**Aim:** Pull every "JSON" line out of the data below.

**Exercise input:**
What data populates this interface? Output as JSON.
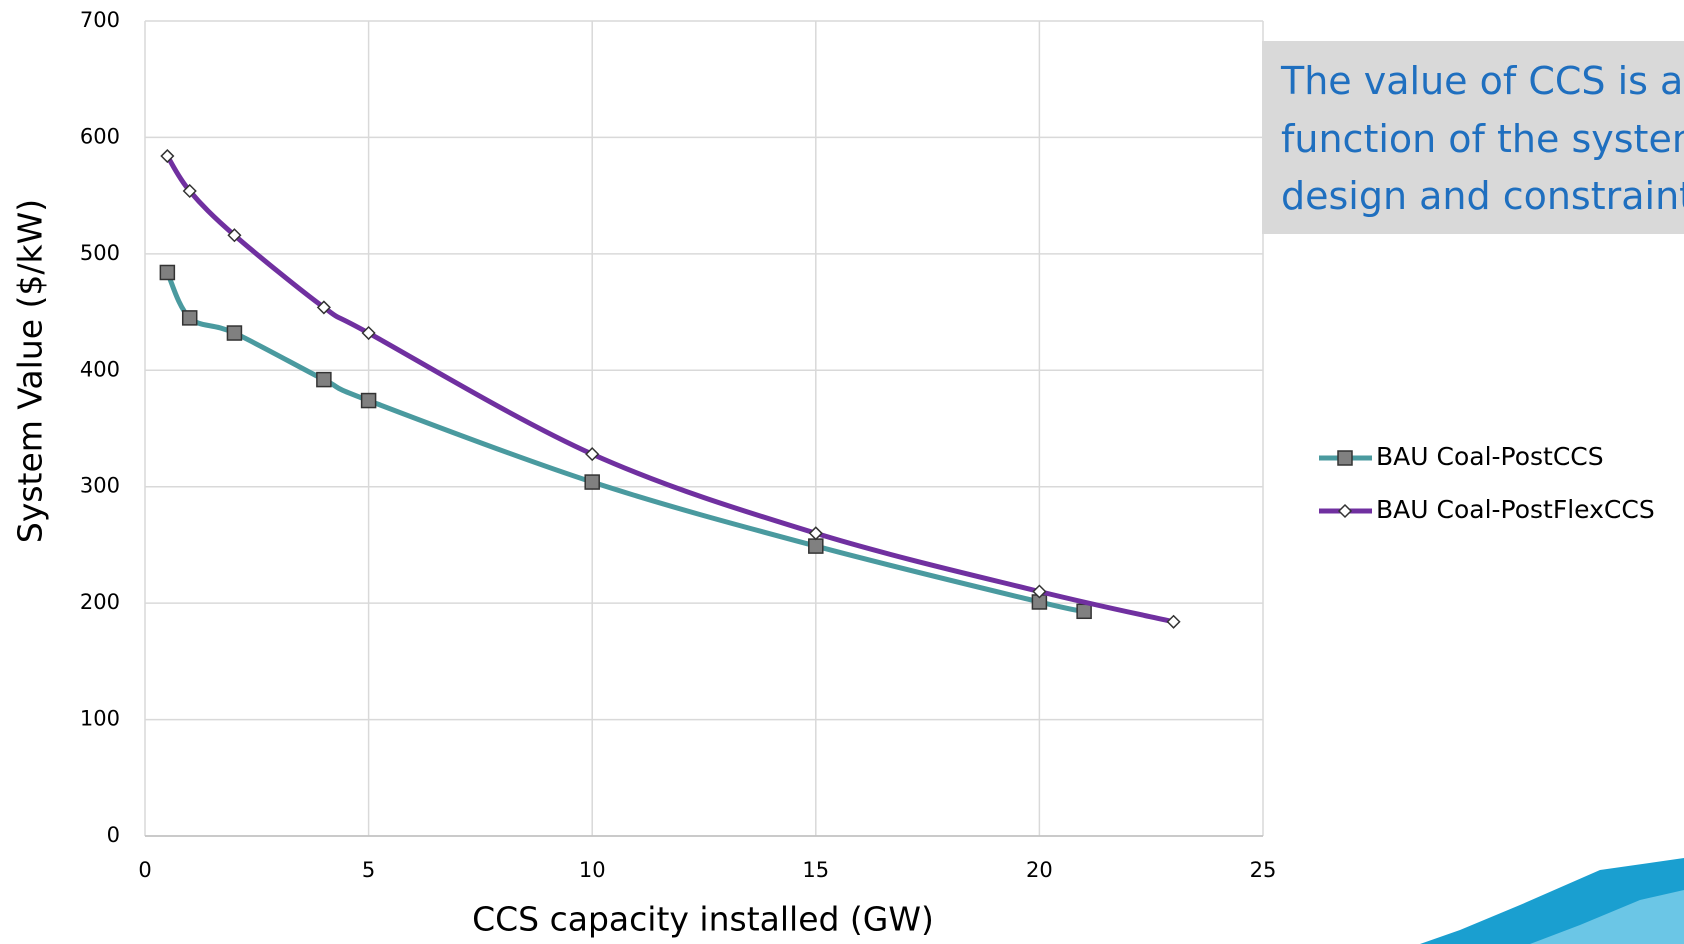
{
  "chart_data": {
    "type": "line",
    "x_label": "CCS capacity installed (GW)",
    "y_label": "System Value ($/kW)",
    "xlim": [
      0,
      25
    ],
    "xticks": [
      0,
      5,
      10,
      15,
      20,
      25
    ],
    "ylim": [
      0,
      700
    ],
    "yticks": [
      0,
      100,
      200,
      300,
      400,
      500,
      600,
      700
    ],
    "grid": true,
    "legend": "right",
    "series": [
      {
        "name": "BAU Coal-PostCCS",
        "color": "#4a9a9f",
        "marker": "square",
        "x": [
          0.5,
          1,
          2,
          4,
          5,
          10,
          15,
          20,
          21
        ],
        "values": [
          484,
          445,
          432,
          392,
          374,
          304,
          249,
          201,
          193
        ]
      },
      {
        "name": "BAU Coal-PostFlexCCS",
        "color": "#7030a0",
        "marker": "diamond",
        "x": [
          0.5,
          1,
          2,
          4,
          5,
          10,
          15,
          20,
          23
        ],
        "values": [
          584,
          554,
          516,
          454,
          432,
          328,
          260,
          210,
          184
        ]
      }
    ]
  },
  "callout": {
    "lines": [
      "The value of CCS is a",
      "function of the system",
      "design and constraints"
    ]
  }
}
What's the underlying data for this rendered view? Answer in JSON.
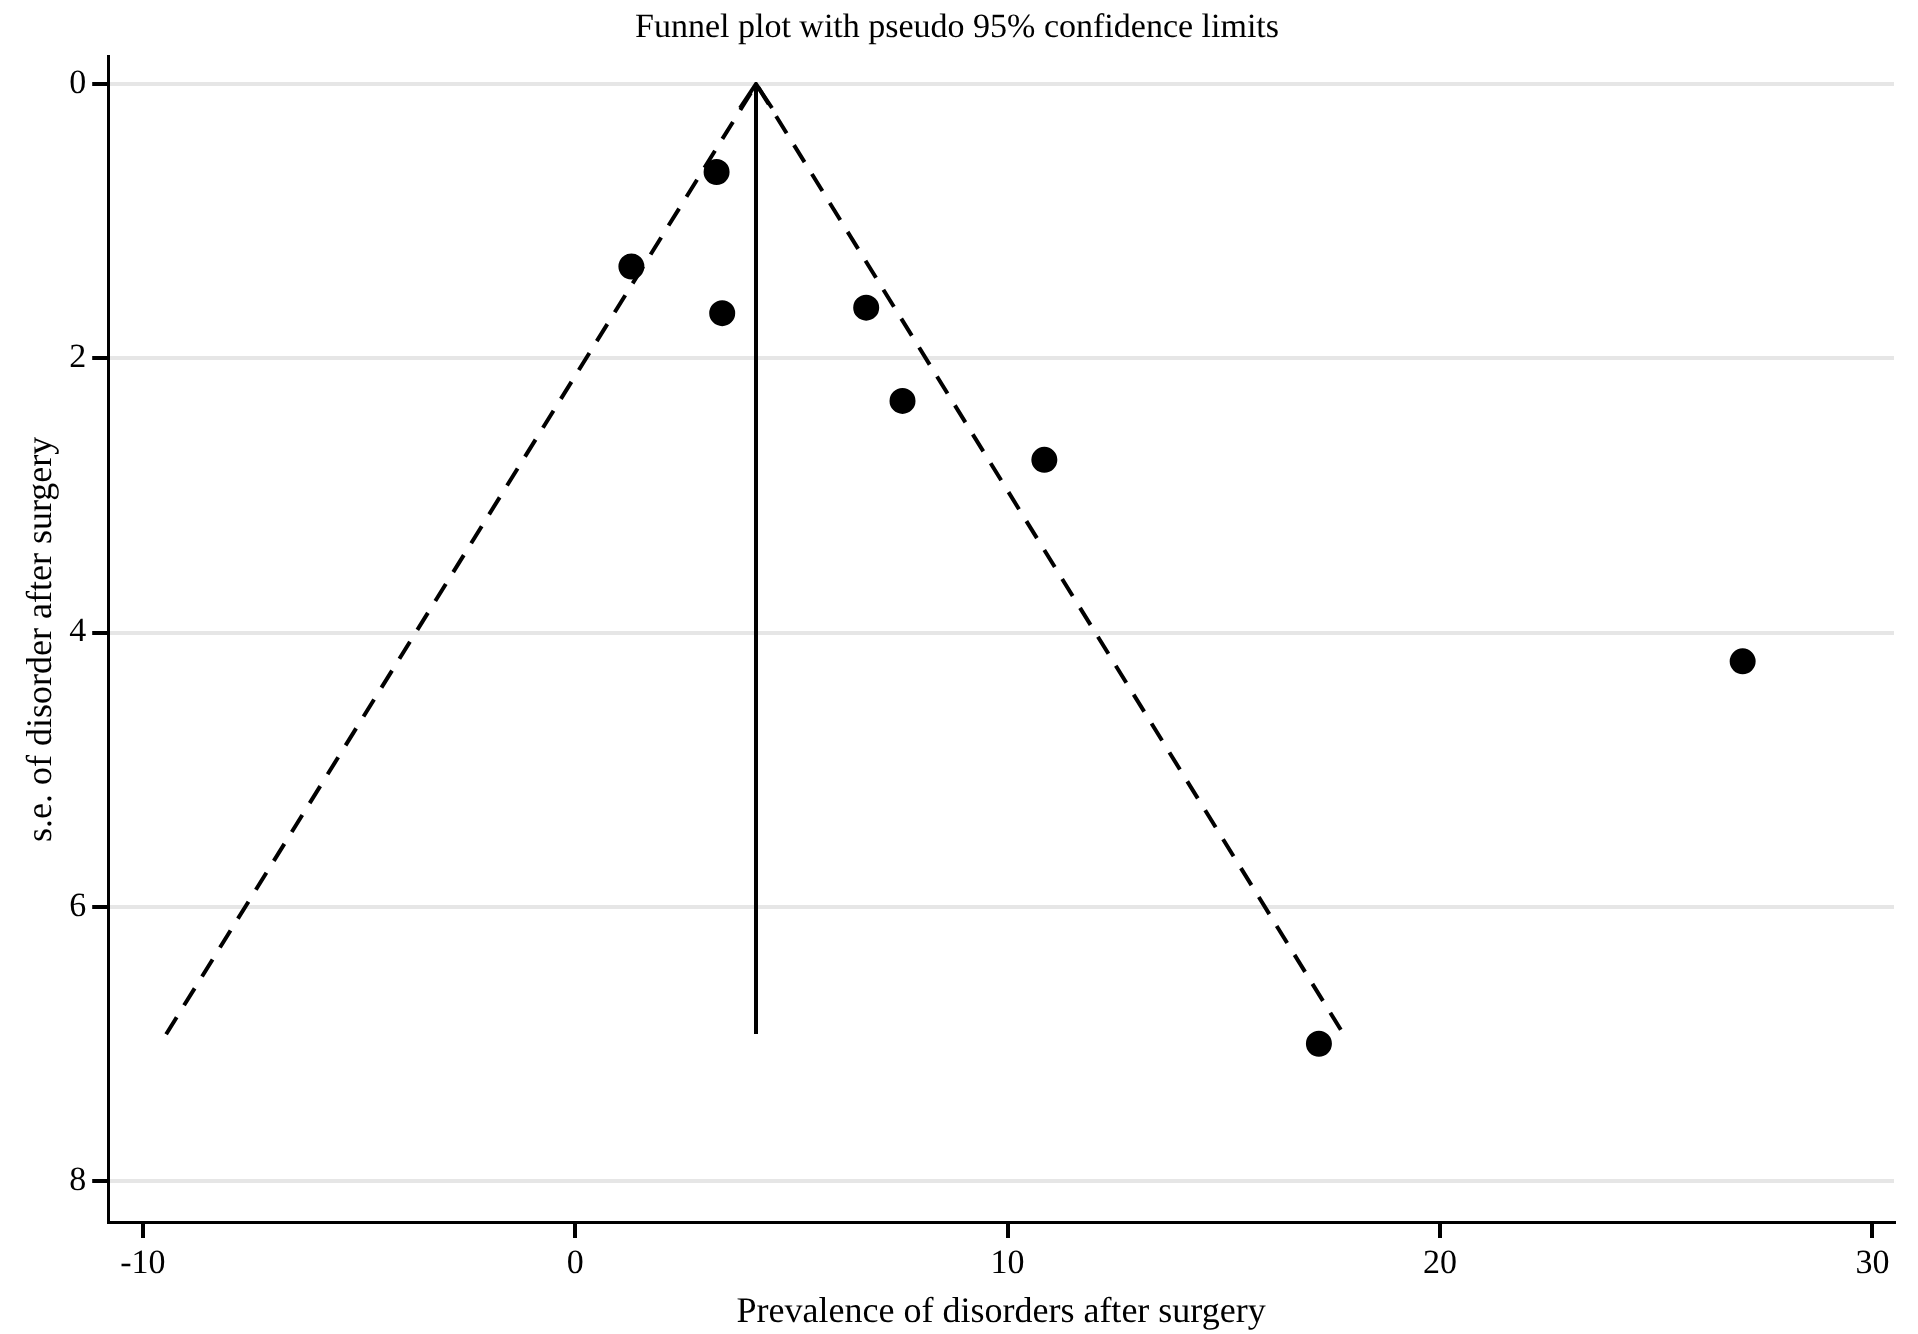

**Written reply:**
What data populates this interface? Output as JSON.
What's the underlying data for this rendered view? Answer in JSON.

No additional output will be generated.